======== LISTED ENTRIES
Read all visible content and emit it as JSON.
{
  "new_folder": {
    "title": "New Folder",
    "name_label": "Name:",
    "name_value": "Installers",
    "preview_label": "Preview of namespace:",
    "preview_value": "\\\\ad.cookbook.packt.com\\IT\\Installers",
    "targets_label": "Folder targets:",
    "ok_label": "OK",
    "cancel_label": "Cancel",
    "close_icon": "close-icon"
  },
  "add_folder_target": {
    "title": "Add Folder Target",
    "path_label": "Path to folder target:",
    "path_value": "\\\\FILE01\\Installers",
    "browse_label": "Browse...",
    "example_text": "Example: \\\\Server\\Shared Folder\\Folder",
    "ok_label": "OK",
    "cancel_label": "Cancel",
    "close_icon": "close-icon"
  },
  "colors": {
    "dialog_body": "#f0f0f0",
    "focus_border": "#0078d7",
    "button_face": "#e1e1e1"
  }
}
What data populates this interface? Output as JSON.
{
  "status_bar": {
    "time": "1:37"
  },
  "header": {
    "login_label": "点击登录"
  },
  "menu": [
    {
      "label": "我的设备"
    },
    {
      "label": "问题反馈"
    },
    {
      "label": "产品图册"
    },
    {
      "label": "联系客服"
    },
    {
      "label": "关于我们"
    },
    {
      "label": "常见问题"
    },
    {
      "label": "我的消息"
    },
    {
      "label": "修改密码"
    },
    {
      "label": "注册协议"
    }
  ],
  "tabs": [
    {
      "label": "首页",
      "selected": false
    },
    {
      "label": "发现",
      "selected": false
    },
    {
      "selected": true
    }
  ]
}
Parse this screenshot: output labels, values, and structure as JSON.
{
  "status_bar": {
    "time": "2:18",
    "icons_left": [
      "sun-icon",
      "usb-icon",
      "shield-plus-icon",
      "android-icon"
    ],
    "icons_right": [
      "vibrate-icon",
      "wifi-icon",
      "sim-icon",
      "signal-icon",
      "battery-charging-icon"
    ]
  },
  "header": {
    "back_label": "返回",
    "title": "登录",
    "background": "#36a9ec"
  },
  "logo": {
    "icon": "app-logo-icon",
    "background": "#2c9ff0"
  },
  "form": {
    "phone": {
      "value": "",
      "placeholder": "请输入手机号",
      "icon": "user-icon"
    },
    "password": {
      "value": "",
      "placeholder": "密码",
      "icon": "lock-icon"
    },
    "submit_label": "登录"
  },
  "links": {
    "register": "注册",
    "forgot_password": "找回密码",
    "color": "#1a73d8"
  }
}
================
• **WHAT IS BEING ASKED**
Repeat the listing in full, keeping every line exactly as it is.

• **FINAL RESULT**
Read all visible content and emit it as JSON.
{
  "new_folder": {
    "title": "New Folder",
    "name_label": "Name:",
    "name_value": "Installers",
    "preview_label": "Preview of namespace:",
    "preview_value": "\\\\ad.cookbook.packt.com\\IT\\Installers",
    "targets_label": "Folder targets:",
    "ok_label": "OK",
    "cancel_label": "Cancel",
    "close_icon": "close-icon"
  },
  "add_folder_target": {
    "title": "Add Folder Target",
    "path_label": "Path to folder target:",
    "path_value": "\\\\FILE01\\Installers",
    "browse_label": "Browse...",
    "example_text": "Example: \\\\Server\\Shared Folder\\Folder",
    "ok_label": "OK",
    "cancel_label": "Cancel",
    "close_icon": "close-icon"
  },
  "colors": {
    "dialog_body": "#f0f0f0",
    "focus_border": "#0078d7",
    "button_face": "#e1e1e1"
  }
}
What data populates this interface? Output as JSON.
{
  "status_bar": {
    "time": "1:37"
  },
  "header": {
    "login_label": "点击登录"
  },
  "menu": [
    {
      "label": "我的设备"
    },
    {
      "label": "问题反馈"
    },
    {
      "label": "产品图册"
    },
    {
      "label": "联系客服"
    },
    {
      "label": "关于我们"
    },
    {
      "label": "常见问题"
    },
    {
      "label": "我的消息"
    },
    {
      "label": "修改密码"
    },
    {
      "label": "注册协议"
    }
  ],
  "tabs": [
    {
      "label": "首页",
      "selected": false
    },
    {
      "label": "发现",
      "selected": false
    },
    {
      "selected": true
    }
  ]
}
Parse this screenshot: output labels, values, and structure as JSON.
{
  "status_bar": {
    "time": "2:18",
    "icons_left": [
      "sun-icon",
      "usb-icon",
      "shield-plus-icon",
      "android-icon"
    ],
    "icons_right": [
      "vibrate-icon",
      "wifi-icon",
      "sim-icon",
      "signal-icon",
      "battery-charging-icon"
    ]
  },
  "header": {
    "back_label": "返回",
    "title": "登录",
    "background": "#36a9ec"
  },
  "logo": {
    "icon": "app-logo-icon",
    "background": "#2c9ff0"
  },
  "form": {
    "phone": {
      "value": "",
      "placeholder": "请输入手机号",
      "icon": "user-icon"
    },
    "password": {
      "value": "",
      "placeholder": "密码",
      "icon": "lock-icon"
    },
    "submit_label": "登录"
  },
  "links": {
    "register": "注册",
    "forgot_password": "找回密码",
    "color": "#1a73d8"
  }
}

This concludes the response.